Job: Work through the data line by line, gathering every line that has the word "counts".

Input rows:
§ §

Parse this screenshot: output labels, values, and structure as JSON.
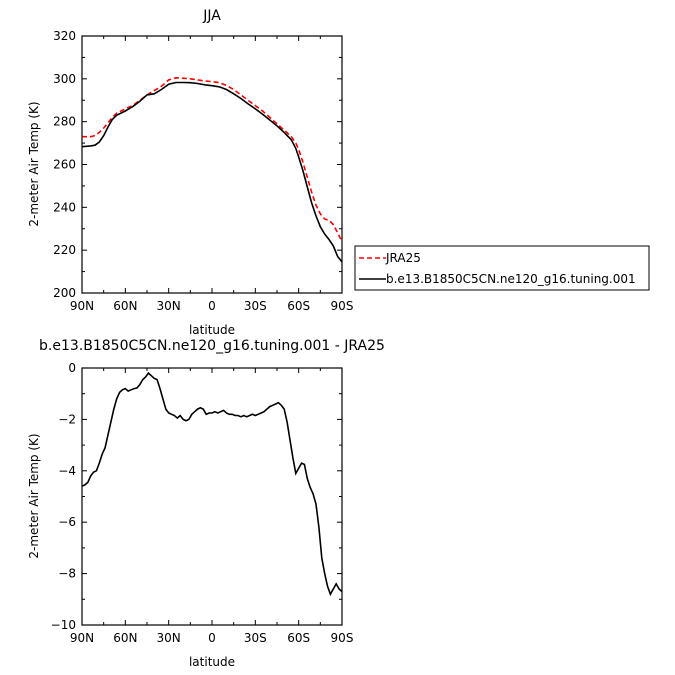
{
  "chart_data": [
    {
      "type": "line",
      "title": "JJA",
      "xlabel": "latitude",
      "ylabel": "2-meter Air Temp (K)",
      "xlim": [
        90,
        -90
      ],
      "ylim": [
        200,
        320
      ],
      "xticks": [
        90,
        60,
        30,
        0,
        -30,
        -60,
        -90
      ],
      "xtick_labels": [
        "90N",
        "60N",
        "30N",
        "0",
        "30S",
        "60S",
        "90S"
      ],
      "yticks": [
        200,
        220,
        240,
        260,
        280,
        300,
        320
      ],
      "ytick_labels": [
        "200",
        "220",
        "240",
        "260",
        "280",
        "300",
        "320"
      ],
      "legend_position": "outside-right",
      "grid": false,
      "series": [
        {
          "name": "JRA25",
          "color": "#ff0000",
          "dash": "dashed",
          "x": [
            90,
            87,
            84,
            81,
            78,
            75,
            72,
            69,
            66,
            63,
            60,
            55,
            50,
            45,
            40,
            35,
            30,
            25,
            20,
            15,
            10,
            5,
            0,
            -5,
            -10,
            -15,
            -20,
            -25,
            -30,
            -35,
            -40,
            -45,
            -50,
            -55,
            -58,
            -60,
            -63,
            -66,
            -69,
            -72,
            -75,
            -78,
            -81,
            -84,
            -87,
            -90
          ],
          "y": [
            273,
            273,
            273,
            273.5,
            275,
            277,
            279.5,
            282,
            284,
            285,
            286,
            287.5,
            290,
            292.5,
            294.5,
            296.5,
            299.5,
            300.5,
            300.3,
            300,
            299.5,
            299,
            298.7,
            298.2,
            297,
            295,
            292.5,
            290,
            287.5,
            285,
            282,
            279,
            276,
            273,
            270,
            267,
            261,
            254,
            247,
            241,
            237,
            234.5,
            234,
            232,
            228,
            224
          ]
        },
        {
          "name": "b.e13.B1850C5CN.ne120_g16.tuning.001",
          "color": "#000000",
          "dash": "solid",
          "x": [
            90,
            87,
            84,
            81,
            78,
            75,
            72,
            69,
            66,
            63,
            60,
            55,
            50,
            45,
            40,
            35,
            30,
            25,
            20,
            15,
            10,
            5,
            0,
            -5,
            -10,
            -15,
            -20,
            -25,
            -30,
            -35,
            -40,
            -45,
            -50,
            -55,
            -58,
            -60,
            -63,
            -66,
            -69,
            -72,
            -75,
            -78,
            -81,
            -84,
            -87,
            -90
          ],
          "y": [
            268.3,
            268.5,
            268.7,
            269,
            270.5,
            273.5,
            277.5,
            281,
            283,
            284,
            285,
            287,
            289.5,
            292.5,
            293,
            295,
            297.5,
            298.3,
            298.3,
            298.2,
            297.8,
            297.2,
            296.8,
            296.3,
            295,
            293,
            290.8,
            288.3,
            286,
            283.5,
            280.8,
            278,
            275,
            271.5,
            267.5,
            263.5,
            257,
            249.5,
            242,
            236,
            231,
            227.5,
            225,
            222,
            217,
            214.5
          ]
        }
      ]
    },
    {
      "type": "line",
      "title": "b.e13.B1850C5CN.ne120_g16.tuning.001 - JRA25",
      "xlabel": "latitude",
      "ylabel": "2-meter Air Temp (K)",
      "xlim": [
        90,
        -90
      ],
      "ylim": [
        -10,
        0
      ],
      "xticks": [
        90,
        60,
        30,
        0,
        -30,
        -60,
        -90
      ],
      "xtick_labels": [
        "90N",
        "60N",
        "30N",
        "0",
        "30S",
        "60S",
        "90S"
      ],
      "yticks": [
        -10,
        -8,
        -6,
        -4,
        -2,
        0
      ],
      "ytick_labels": [
        "−10",
        "−8",
        "−6",
        "−4",
        "−2",
        "0"
      ],
      "grid": false,
      "series": [
        {
          "color": "#000000",
          "dash": "solid",
          "x": [
            90,
            88,
            86,
            84,
            82,
            80,
            78,
            76,
            74,
            72,
            70,
            68,
            66,
            64,
            62,
            60,
            58,
            56,
            54,
            52,
            50,
            48,
            46,
            44,
            42,
            40,
            38,
            36,
            34,
            32,
            30,
            28,
            26,
            24,
            22,
            20,
            18,
            16,
            14,
            12,
            10,
            8,
            6,
            4,
            2,
            0,
            -2,
            -4,
            -6,
            -8,
            -10,
            -12,
            -14,
            -16,
            -18,
            -20,
            -22,
            -24,
            -26,
            -28,
            -30,
            -32,
            -34,
            -36,
            -38,
            -40,
            -42,
            -44,
            -46,
            -48,
            -50,
            -52,
            -54,
            -56,
            -58,
            -60,
            -62,
            -64,
            -66,
            -68,
            -70,
            -72,
            -74,
            -76,
            -78,
            -80,
            -82,
            -84,
            -86,
            -88,
            -90
          ],
          "y": [
            -4.6,
            -4.55,
            -4.45,
            -4.2,
            -4.05,
            -4.0,
            -3.7,
            -3.35,
            -3.1,
            -2.6,
            -2.1,
            -1.6,
            -1.2,
            -0.95,
            -0.85,
            -0.8,
            -0.9,
            -0.85,
            -0.8,
            -0.78,
            -0.65,
            -0.45,
            -0.35,
            -0.2,
            -0.3,
            -0.4,
            -0.45,
            -0.8,
            -1.2,
            -1.6,
            -1.75,
            -1.8,
            -1.85,
            -1.95,
            -1.85,
            -2.0,
            -2.05,
            -2.0,
            -1.8,
            -1.7,
            -1.6,
            -1.55,
            -1.6,
            -1.8,
            -1.75,
            -1.75,
            -1.7,
            -1.75,
            -1.7,
            -1.65,
            -1.75,
            -1.8,
            -1.8,
            -1.85,
            -1.85,
            -1.9,
            -1.85,
            -1.9,
            -1.85,
            -1.8,
            -1.85,
            -1.8,
            -1.75,
            -1.7,
            -1.6,
            -1.5,
            -1.45,
            -1.4,
            -1.35,
            -1.45,
            -1.6,
            -2.1,
            -2.8,
            -3.5,
            -4.1,
            -3.9,
            -3.7,
            -3.75,
            -4.3,
            -4.65,
            -4.9,
            -5.3,
            -6.2,
            -7.4,
            -8.0,
            -8.5,
            -8.8,
            -8.6,
            -8.4,
            -8.6,
            -8.7
          ]
        }
      ]
    }
  ]
}
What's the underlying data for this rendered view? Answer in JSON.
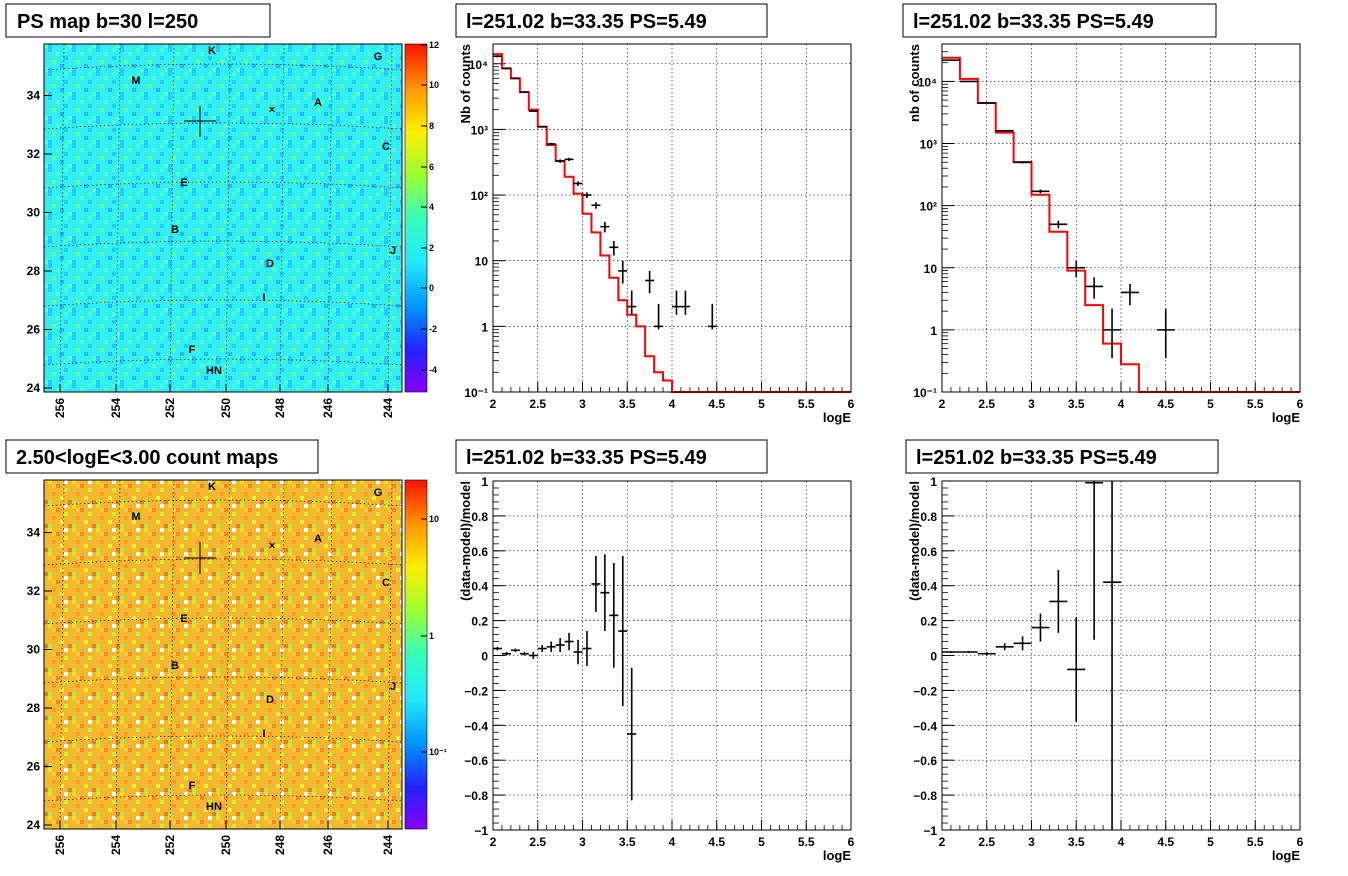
{
  "chart_data": [
    {
      "id": "ps-map",
      "type": "heatmap",
      "title": "PS map b=30 l=250",
      "x_ticks": [
        "256",
        "254",
        "252",
        "250",
        "248",
        "246",
        "244"
      ],
      "y_ticks": [
        "24",
        "26",
        "28",
        "30",
        "32",
        "34"
      ],
      "colorbar_ticks": [
        "12",
        "10",
        "8",
        "6",
        "4",
        "2",
        "0",
        "-2",
        "-4"
      ],
      "source_labels": [
        "K",
        "G",
        "M",
        "A",
        "C",
        "E",
        "B",
        "J",
        "D",
        "I",
        "F",
        "HN"
      ],
      "background_color": "#33ffee"
    },
    {
      "id": "spectrum-1",
      "type": "line",
      "title": "l=251.02 b=33.35 PS=5.49",
      "xlabel": "logE",
      "ylabel": "Nb of counts",
      "xlim": [
        2,
        6
      ],
      "ylim": [
        0.1,
        20000
      ],
      "yscale": "log",
      "x_ticks": [
        "2",
        "2.5",
        "3",
        "3.5",
        "4",
        "4.5",
        "5",
        "5.5",
        "6"
      ],
      "y_ticks": [
        "10⁻¹",
        "1",
        "10",
        "10²",
        "10³",
        "10⁴"
      ],
      "model_color": "#ff0000",
      "bin_width": 0.1,
      "model_edges": [
        2.0,
        2.1,
        2.2,
        2.3,
        2.4,
        2.5,
        2.6,
        2.7,
        2.8,
        2.9,
        3.0,
        3.1,
        3.2,
        3.3,
        3.4,
        3.5,
        3.6,
        3.7,
        3.8,
        3.9,
        4.0,
        4.1,
        6.0
      ],
      "model_values": [
        14000,
        8500,
        6000,
        3700,
        2000,
        1100,
        580,
        330,
        190,
        105,
        52,
        27,
        12,
        5.5,
        2.5,
        1.5,
        1.0,
        0.35,
        0.2,
        0.15,
        0.1,
        0.1
      ],
      "data_x": [
        2.05,
        2.15,
        2.25,
        2.35,
        2.45,
        2.55,
        2.65,
        2.75,
        2.85,
        2.95,
        3.05,
        3.15,
        3.25,
        3.35,
        3.45,
        3.55,
        3.75,
        3.85,
        4.05,
        4.15,
        4.45
      ],
      "data_y": [
        13000,
        8500,
        6000,
        3700,
        1900,
        1100,
        600,
        330,
        350,
        150,
        100,
        70,
        33,
        16,
        7,
        2,
        5,
        1,
        2,
        2,
        1
      ],
      "data_err_low": [
        12500,
        8300,
        5850,
        3600,
        1860,
        1070,
        575,
        310,
        330,
        138,
        90,
        62,
        27,
        12,
        4.5,
        1.5,
        3.2,
        0.9,
        1.5,
        1.5,
        0.9
      ],
      "data_err_high": [
        13500,
        8700,
        6150,
        3800,
        1950,
        1130,
        625,
        350,
        370,
        162,
        110,
        78,
        39,
        20,
        10,
        3.5,
        7,
        2.2,
        3.5,
        3.5,
        2.2
      ]
    },
    {
      "id": "spectrum-2",
      "type": "line",
      "title": "l=251.02 b=33.35 PS=5.49",
      "xlabel": "logE",
      "ylabel": "nb of counts",
      "xlim": [
        2,
        6
      ],
      "ylim": [
        0.1,
        40000
      ],
      "yscale": "log",
      "x_ticks": [
        "2",
        "2.5",
        "3",
        "3.5",
        "4",
        "4.5",
        "5",
        "5.5",
        "6"
      ],
      "y_ticks": [
        "10⁻¹",
        "1",
        "10",
        "10²",
        "10³",
        "10⁴"
      ],
      "model_color": "#ff0000",
      "bin_width": 0.2,
      "model_edges": [
        2.0,
        2.2,
        2.4,
        2.6,
        2.8,
        3.0,
        3.2,
        3.4,
        3.6,
        3.8,
        4.0,
        4.2,
        6.0
      ],
      "model_values": [
        24000,
        11000,
        4500,
        1500,
        500,
        150,
        38,
        9,
        2.5,
        0.6,
        0.28,
        0.1
      ],
      "data_x": [
        2.1,
        2.3,
        2.5,
        2.7,
        2.9,
        3.1,
        3.3,
        3.5,
        3.7,
        3.9,
        4.1,
        4.5
      ],
      "data_y": [
        22000,
        10000,
        4500,
        1600,
        500,
        170,
        50,
        10,
        5,
        1,
        4,
        1
      ],
      "data_err_low": [
        21800,
        9800,
        4400,
        1560,
        478,
        158,
        43,
        7,
        3.2,
        0.35,
        2.5,
        0.35
      ],
      "data_err_high": [
        22200,
        10200,
        4600,
        1640,
        522,
        182,
        57,
        13,
        7,
        2.2,
        5.5,
        2.2
      ]
    },
    {
      "id": "count-map",
      "type": "heatmap",
      "title": "2.50<logE<3.00 count maps",
      "x_ticks": [
        "256",
        "254",
        "252",
        "250",
        "248",
        "246",
        "244"
      ],
      "y_ticks": [
        "24",
        "26",
        "28",
        "30",
        "32",
        "34"
      ],
      "colorbar_ticks": [
        "10",
        "1",
        "10⁻¹"
      ],
      "source_labels": [
        "K",
        "G",
        "M",
        "A",
        "C",
        "E",
        "B",
        "J",
        "D",
        "I",
        "F",
        "HN"
      ],
      "background_color": "#f0b020"
    },
    {
      "id": "residual-1",
      "type": "scatter",
      "title": "l=251.02 b=33.35 PS=5.49",
      "xlabel": "logE",
      "ylabel": "(data-model)/model",
      "xlim": [
        2,
        6
      ],
      "ylim": [
        -1,
        1
      ],
      "x_ticks": [
        "2",
        "2.5",
        "3",
        "3.5",
        "4",
        "4.5",
        "5",
        "5.5",
        "6"
      ],
      "y_ticks": [
        "−1",
        "−0.8",
        "−0.6",
        "−0.4",
        "−0.2",
        "0",
        "0.2",
        "0.4",
        "0.6",
        "0.8",
        "1"
      ],
      "bin_width": 0.1,
      "x": [
        2.05,
        2.15,
        2.25,
        2.35,
        2.45,
        2.55,
        2.65,
        2.75,
        2.85,
        2.95,
        3.05,
        3.15,
        3.25,
        3.35,
        3.45,
        3.55
      ],
      "y": [
        0.04,
        0.01,
        0.03,
        0.01,
        0.0,
        0.04,
        0.05,
        0.06,
        0.08,
        0.02,
        0.04,
        0.41,
        0.36,
        0.23,
        0.14,
        -0.45
      ],
      "err": [
        0.01,
        0.01,
        0.01,
        0.01,
        0.02,
        0.02,
        0.03,
        0.04,
        0.05,
        0.07,
        0.1,
        0.16,
        0.22,
        0.3,
        0.43,
        0.38
      ]
    },
    {
      "id": "residual-2",
      "type": "scatter",
      "title": "l=251.02 b=33.35 PS=5.49",
      "xlabel": "logE",
      "ylabel": "(data-model)/model",
      "xlim": [
        2,
        6
      ],
      "ylim": [
        -1,
        1
      ],
      "x_ticks": [
        "2",
        "2.5",
        "3",
        "3.5",
        "4",
        "4.5",
        "5",
        "5.5",
        "6"
      ],
      "y_ticks": [
        "−1",
        "−0.8",
        "−0.6",
        "−0.4",
        "−0.2",
        "0",
        "0.2",
        "0.4",
        "0.6",
        "0.8",
        "1"
      ],
      "bin_width": 0.2,
      "x": [
        2.1,
        2.3,
        2.5,
        2.7,
        2.9,
        3.1,
        3.3,
        3.5,
        3.7,
        3.9
      ],
      "y": [
        0.02,
        0.02,
        0.01,
        0.05,
        0.07,
        0.16,
        0.31,
        -0.08,
        0.99,
        0.42
      ],
      "err": [
        0.005,
        0.005,
        0.01,
        0.02,
        0.04,
        0.08,
        0.18,
        0.3,
        0.9,
        1.5
      ]
    }
  ]
}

§ §

Output of the exercise:
      "ylabel": "Nb of counts",
      "ylabel": "nb of counts",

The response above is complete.